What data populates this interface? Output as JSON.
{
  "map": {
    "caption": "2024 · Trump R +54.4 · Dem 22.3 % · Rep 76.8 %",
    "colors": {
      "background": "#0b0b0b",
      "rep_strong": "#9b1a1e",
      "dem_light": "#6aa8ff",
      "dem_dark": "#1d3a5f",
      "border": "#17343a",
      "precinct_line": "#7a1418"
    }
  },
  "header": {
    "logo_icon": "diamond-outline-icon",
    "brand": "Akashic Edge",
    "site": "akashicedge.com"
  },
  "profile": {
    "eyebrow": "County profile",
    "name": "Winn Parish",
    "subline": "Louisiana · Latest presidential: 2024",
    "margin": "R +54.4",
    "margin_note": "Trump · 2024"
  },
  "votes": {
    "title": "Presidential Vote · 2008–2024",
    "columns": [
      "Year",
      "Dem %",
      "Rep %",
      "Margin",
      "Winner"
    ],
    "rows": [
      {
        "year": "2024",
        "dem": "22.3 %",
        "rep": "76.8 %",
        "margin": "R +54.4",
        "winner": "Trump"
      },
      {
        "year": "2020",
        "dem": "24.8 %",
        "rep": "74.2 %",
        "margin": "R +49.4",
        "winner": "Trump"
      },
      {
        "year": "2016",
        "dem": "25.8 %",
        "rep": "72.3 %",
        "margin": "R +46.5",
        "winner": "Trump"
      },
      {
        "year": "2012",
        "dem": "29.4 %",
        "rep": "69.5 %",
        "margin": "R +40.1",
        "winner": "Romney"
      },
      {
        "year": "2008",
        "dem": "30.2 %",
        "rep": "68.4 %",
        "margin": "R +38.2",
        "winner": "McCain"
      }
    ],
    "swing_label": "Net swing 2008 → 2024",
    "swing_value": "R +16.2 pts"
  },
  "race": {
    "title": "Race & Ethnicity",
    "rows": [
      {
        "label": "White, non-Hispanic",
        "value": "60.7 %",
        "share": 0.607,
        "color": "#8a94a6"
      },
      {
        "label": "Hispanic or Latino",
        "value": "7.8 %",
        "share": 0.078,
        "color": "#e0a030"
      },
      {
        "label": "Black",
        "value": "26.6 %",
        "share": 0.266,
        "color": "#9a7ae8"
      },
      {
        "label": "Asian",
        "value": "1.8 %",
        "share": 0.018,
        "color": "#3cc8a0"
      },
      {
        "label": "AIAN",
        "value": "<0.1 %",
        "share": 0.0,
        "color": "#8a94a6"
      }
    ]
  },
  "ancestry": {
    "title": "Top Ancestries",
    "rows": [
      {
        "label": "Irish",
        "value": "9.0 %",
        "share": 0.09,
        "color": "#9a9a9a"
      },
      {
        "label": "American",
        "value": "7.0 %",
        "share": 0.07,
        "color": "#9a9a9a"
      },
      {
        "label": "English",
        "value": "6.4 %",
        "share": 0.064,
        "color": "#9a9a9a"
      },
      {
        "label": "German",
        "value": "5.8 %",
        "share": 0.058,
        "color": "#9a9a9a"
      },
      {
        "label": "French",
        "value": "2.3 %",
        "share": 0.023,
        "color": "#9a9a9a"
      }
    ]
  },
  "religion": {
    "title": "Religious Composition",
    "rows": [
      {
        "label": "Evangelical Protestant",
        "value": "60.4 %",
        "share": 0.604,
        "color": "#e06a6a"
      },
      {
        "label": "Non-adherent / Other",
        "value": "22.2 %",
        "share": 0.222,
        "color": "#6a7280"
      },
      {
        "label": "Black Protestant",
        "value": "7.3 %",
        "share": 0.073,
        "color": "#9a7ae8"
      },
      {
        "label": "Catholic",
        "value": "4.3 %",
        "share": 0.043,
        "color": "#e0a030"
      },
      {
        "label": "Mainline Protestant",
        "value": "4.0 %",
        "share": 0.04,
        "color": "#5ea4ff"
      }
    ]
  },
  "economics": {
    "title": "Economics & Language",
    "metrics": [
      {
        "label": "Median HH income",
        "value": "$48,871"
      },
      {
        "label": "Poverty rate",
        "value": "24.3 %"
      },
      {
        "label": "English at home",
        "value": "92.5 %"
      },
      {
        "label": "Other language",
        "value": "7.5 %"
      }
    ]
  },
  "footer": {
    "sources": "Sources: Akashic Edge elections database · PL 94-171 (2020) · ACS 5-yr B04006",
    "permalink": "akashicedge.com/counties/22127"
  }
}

==================================================

● **Request**
Take each line of the material that contains the word "akashicedge" and list it.

● **Response below**
    "site": "akashicedge.com"
    "permalink": "akashicedge.com/counties/22127"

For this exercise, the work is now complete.